(Records from a collection of figures)
· · · ·

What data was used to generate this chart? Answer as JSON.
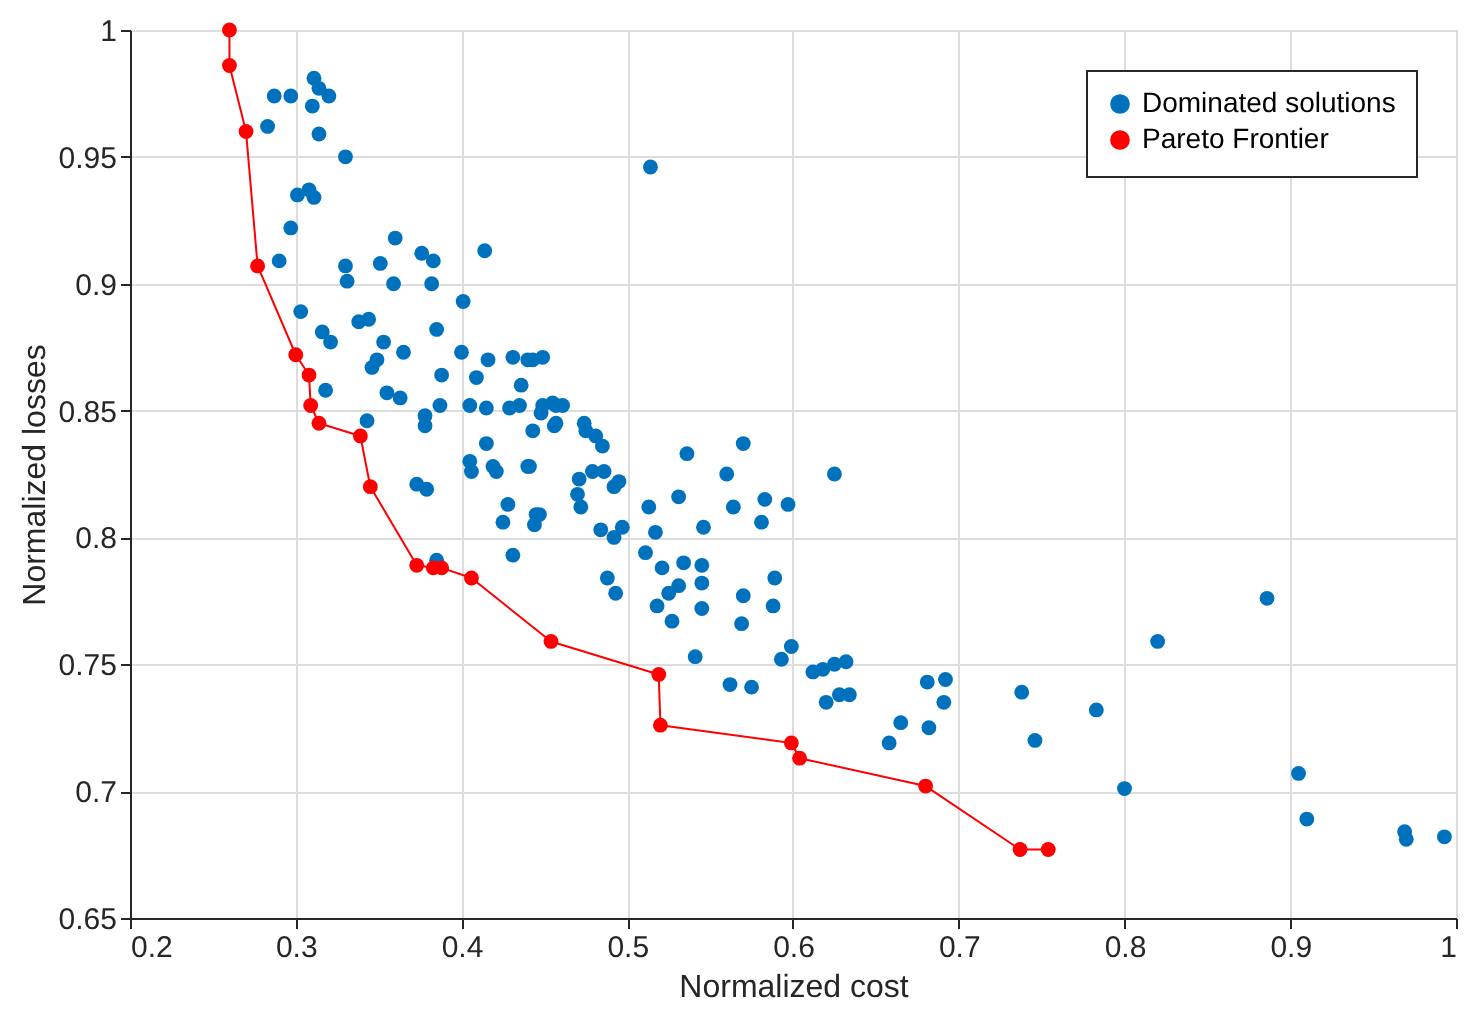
{
  "chart_data": {
    "type": "scatter",
    "xlabel": "Normalized cost",
    "ylabel": "Normalized losses",
    "xlim": [
      0.2,
      1.0
    ],
    "ylim": [
      0.65,
      1.0
    ],
    "xticks": [
      0.2,
      0.3,
      0.4,
      0.5,
      0.6,
      0.7,
      0.8,
      0.9,
      1
    ],
    "yticks": [
      0.65,
      0.7,
      0.75,
      0.8,
      0.85,
      0.9,
      0.95,
      1
    ],
    "grid": true,
    "legend": "top right",
    "series": [
      {
        "name": "Dominated solutions",
        "color": "#0072bd",
        "marker": "circle",
        "x": [
          0.287,
          0.297,
          0.311,
          0.314,
          0.32,
          0.31,
          0.283,
          0.314,
          0.33,
          0.301,
          0.308,
          0.311,
          0.297,
          0.29,
          0.36,
          0.376,
          0.383,
          0.414,
          0.33,
          0.331,
          0.351,
          0.359,
          0.382,
          0.401,
          0.303,
          0.316,
          0.321,
          0.338,
          0.344,
          0.353,
          0.385,
          0.365,
          0.346,
          0.349,
          0.318,
          0.355,
          0.363,
          0.388,
          0.4,
          0.409,
          0.416,
          0.431,
          0.44,
          0.449,
          0.436,
          0.378,
          0.378,
          0.387,
          0.405,
          0.415,
          0.429,
          0.435,
          0.449,
          0.457,
          0.443,
          0.456,
          0.415,
          0.405,
          0.343,
          0.443,
          0.455,
          0.461,
          0.448,
          0.457,
          0.474,
          0.475,
          0.481,
          0.485,
          0.441,
          0.471,
          0.479,
          0.486,
          0.495,
          0.492,
          0.47,
          0.472,
          0.447,
          0.444,
          0.484,
          0.492,
          0.497,
          0.513,
          0.517,
          0.511,
          0.521,
          0.488,
          0.493,
          0.531,
          0.536,
          0.546,
          0.534,
          0.545,
          0.531,
          0.525,
          0.545,
          0.518,
          0.527,
          0.545,
          0.56,
          0.57,
          0.564,
          0.583,
          0.597,
          0.581,
          0.625,
          0.589,
          0.57,
          0.588,
          0.569,
          0.599,
          0.514,
          0.681,
          0.692,
          0.691,
          0.682,
          0.738,
          0.746,
          0.783,
          0.8,
          0.82,
          0.886,
          0.905,
          0.91,
          0.969,
          0.97,
          0.993,
          0.625,
          0.618,
          0.632,
          0.628,
          0.634,
          0.62,
          0.612,
          0.593,
          0.562,
          0.575,
          0.665,
          0.658,
          0.541,
          0.373,
          0.379,
          0.431,
          0.425,
          0.428,
          0.406,
          0.419,
          0.421,
          0.44,
          0.445,
          0.385
        ],
        "values": [
          0.974,
          0.974,
          0.981,
          0.977,
          0.974,
          0.97,
          0.962,
          0.959,
          0.95,
          0.935,
          0.937,
          0.934,
          0.922,
          0.909,
          0.918,
          0.912,
          0.909,
          0.913,
          0.907,
          0.901,
          0.908,
          0.9,
          0.9,
          0.893,
          0.889,
          0.881,
          0.877,
          0.885,
          0.886,
          0.877,
          0.882,
          0.873,
          0.867,
          0.87,
          0.858,
          0.857,
          0.855,
          0.864,
          0.873,
          0.863,
          0.87,
          0.871,
          0.87,
          0.871,
          0.86,
          0.848,
          0.844,
          0.852,
          0.852,
          0.851,
          0.851,
          0.852,
          0.852,
          0.852,
          0.842,
          0.844,
          0.837,
          0.83,
          0.846,
          0.87,
          0.853,
          0.852,
          0.849,
          0.845,
          0.845,
          0.842,
          0.84,
          0.836,
          0.828,
          0.823,
          0.826,
          0.826,
          0.822,
          0.82,
          0.817,
          0.812,
          0.809,
          0.805,
          0.803,
          0.8,
          0.804,
          0.812,
          0.802,
          0.794,
          0.788,
          0.784,
          0.778,
          0.816,
          0.833,
          0.804,
          0.79,
          0.789,
          0.781,
          0.778,
          0.782,
          0.773,
          0.767,
          0.772,
          0.825,
          0.837,
          0.812,
          0.815,
          0.813,
          0.806,
          0.825,
          0.784,
          0.777,
          0.773,
          0.766,
          0.757,
          0.946,
          0.743,
          0.744,
          0.735,
          0.725,
          0.739,
          0.72,
          0.732,
          0.701,
          0.759,
          0.776,
          0.707,
          0.689,
          0.684,
          0.681,
          0.682,
          0.75,
          0.748,
          0.751,
          0.738,
          0.738,
          0.735,
          0.747,
          0.752,
          0.742,
          0.741,
          0.727,
          0.719,
          0.753,
          0.821,
          0.819,
          0.793,
          0.806,
          0.813,
          0.826,
          0.828,
          0.826,
          0.828,
          0.809,
          0.791
        ]
      },
      {
        "name": "Pareto Frontier",
        "type": "line",
        "color": "#ff0000",
        "marker": "circle",
        "x": [
          0.26,
          0.26,
          0.27,
          0.277,
          0.3,
          0.308,
          0.309,
          0.314,
          0.339,
          0.345,
          0.373,
          0.383,
          0.388,
          0.406,
          0.454,
          0.519,
          0.52,
          0.599,
          0.604,
          0.68,
          0.737,
          0.754
        ],
        "values": [
          1.0,
          0.986,
          0.96,
          0.907,
          0.872,
          0.864,
          0.852,
          0.845,
          0.84,
          0.82,
          0.789,
          0.788,
          0.788,
          0.784,
          0.759,
          0.746,
          0.726,
          0.719,
          0.713,
          0.702,
          0.677,
          0.677
        ]
      }
    ]
  }
}
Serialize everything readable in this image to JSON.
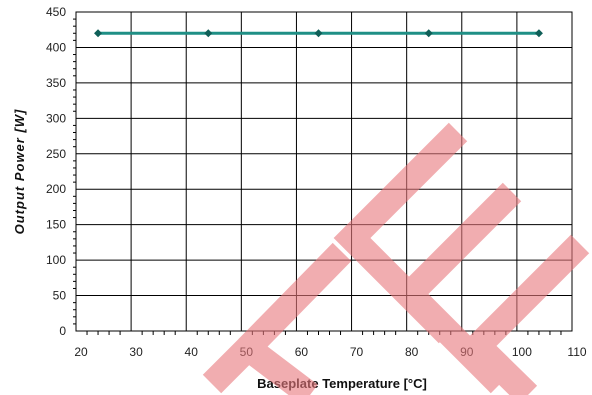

· · · ·

Work instructions:
Write the records above out again exactly, with no pictures in your copy.

Solved problem:
What data was used to generate this chart? Answer as JSON.
{
  "chart_data": {
    "type": "scatter",
    "xlabel": "Normalized cost",
    "ylabel": "Normalized losses",
    "xlim": [
      0.2,
      1.0
    ],
    "ylim": [
      0.65,
      1.0
    ],
    "xticks": [
      0.2,
      0.3,
      0.4,
      0.5,
      0.6,
      0.7,
      0.8,
      0.9,
      1
    ],
    "yticks": [
      0.65,
      0.7,
      0.75,
      0.8,
      0.85,
      0.9,
      0.95,
      1
    ],
    "grid": true,
    "legend": "top right",
    "series": [
      {
        "name": "Dominated solutions",
        "color": "#0072bd",
        "marker": "circle",
        "x": [
          0.287,
          0.297,
          0.311,
          0.314,
          0.32,
          0.31,
          0.283,
          0.314,
          0.33,
          0.301,
          0.308,
          0.311,
          0.297,
          0.29,
          0.36,
          0.376,
          0.383,
          0.414,
          0.33,
          0.331,
          0.351,
          0.359,
          0.382,
          0.401,
          0.303,
          0.316,
          0.321,
          0.338,
          0.344,
          0.353,
          0.385,
          0.365,
          0.346,
          0.349,
          0.318,
          0.355,
          0.363,
          0.388,
          0.4,
          0.409,
          0.416,
          0.431,
          0.44,
          0.449,
          0.436,
          0.378,
          0.378,
          0.387,
          0.405,
          0.415,
          0.429,
          0.435,
          0.449,
          0.457,
          0.443,
          0.456,
          0.415,
          0.405,
          0.343,
          0.443,
          0.455,
          0.461,
          0.448,
          0.457,
          0.474,
          0.475,
          0.481,
          0.485,
          0.441,
          0.471,
          0.479,
          0.486,
          0.495,
          0.492,
          0.47,
          0.472,
          0.447,
          0.444,
          0.484,
          0.492,
          0.497,
          0.513,
          0.517,
          0.511,
          0.521,
          0.488,
          0.493,
          0.531,
          0.536,
          0.546,
          0.534,
          0.545,
          0.531,
          0.525,
          0.545,
          0.518,
          0.527,
          0.545,
          0.56,
          0.57,
          0.564,
          0.583,
          0.597,
          0.581,
          0.625,
          0.589,
          0.57,
          0.588,
          0.569,
          0.599,
          0.514,
          0.681,
          0.692,
          0.691,
          0.682,
          0.738,
          0.746,
          0.783,
          0.8,
          0.82,
          0.886,
          0.905,
          0.91,
          0.969,
          0.97,
          0.993,
          0.625,
          0.618,
          0.632,
          0.628,
          0.634,
          0.62,
          0.612,
          0.593,
          0.562,
          0.575,
          0.665,
          0.658,
          0.541,
          0.373,
          0.379,
          0.431,
          0.425,
          0.428,
          0.406,
          0.419,
          0.421,
          0.44,
          0.445,
          0.385
        ],
        "values": [
          0.974,
          0.974,
          0.981,
          0.977,
          0.974,
          0.97,
          0.962,
          0.959,
          0.95,
          0.935,
          0.937,
          0.934,
          0.922,
          0.909,
          0.918,
          0.912,
          0.909,
          0.913,
          0.907,
          0.901,
          0.908,
          0.9,
          0.9,
          0.893,
          0.889,
          0.881,
          0.877,
          0.885,
          0.886,
          0.877,
          0.882,
          0.873,
          0.867,
          0.87,
          0.858,
          0.857,
          0.855,
          0.864,
          0.873,
          0.863,
          0.87,
          0.871,
          0.87,
          0.871,
          0.86,
          0.848,
          0.844,
          0.852,
          0.852,
          0.851,
          0.851,
          0.852,
          0.852,
          0.852,
          0.842,
          0.844,
          0.837,
          0.83,
          0.846,
          0.87,
          0.853,
          0.852,
          0.849,
          0.845,
          0.845,
          0.842,
          0.84,
          0.836,
          0.828,
          0.823,
          0.826,
          0.826,
          0.822,
          0.82,
          0.817,
          0.812,
          0.809,
          0.805,
          0.803,
          0.8,
          0.804,
          0.812,
          0.802,
          0.794,
          0.788,
          0.784,
          0.778,
          0.816,
          0.833,
          0.804,
          0.79,
          0.789,
          0.781,
          0.778,
          0.782,
          0.773,
          0.767,
          0.772,
          0.825,
          0.837,
          0.812,
          0.815,
          0.813,
          0.806,
          0.825,
          0.784,
          0.777,
          0.773,
          0.766,
          0.757,
          0.946,
          0.743,
          0.744,
          0.735,
          0.725,
          0.739,
          0.72,
          0.732,
          0.701,
          0.759,
          0.776,
          0.707,
          0.689,
          0.684,
          0.681,
          0.682,
          0.75,
          0.748,
          0.751,
          0.738,
          0.738,
          0.735,
          0.747,
          0.752,
          0.742,
          0.741,
          0.727,
          0.719,
          0.753,
          0.821,
          0.819,
          0.793,
          0.806,
          0.813,
          0.826,
          0.828,
          0.826,
          0.828,
          0.809,
          0.791
        ]
      },
      {
        "name": "Pareto Frontier",
        "type": "line",
        "color": "#ff0000",
        "marker": "circle",
        "x": [
          0.26,
          0.26,
          0.27,
          0.277,
          0.3,
          0.308,
          0.309,
          0.314,
          0.339,
          0.345,
          0.373,
          0.383,
          0.388,
          0.406,
          0.454,
          0.519,
          0.52,
          0.599,
          0.604,
          0.68,
          0.737,
          0.754
        ],
        "values": [
          1.0,
          0.986,
          0.96,
          0.907,
          0.872,
          0.864,
          0.852,
          0.845,
          0.84,
          0.82,
          0.789,
          0.788,
          0.788,
          0.784,
          0.759,
          0.746,
          0.726,
          0.719,
          0.713,
          0.702,
          0.677,
          0.677
        ]
      }
    ]
  }
}
Serialize everything readable in this image to JSON.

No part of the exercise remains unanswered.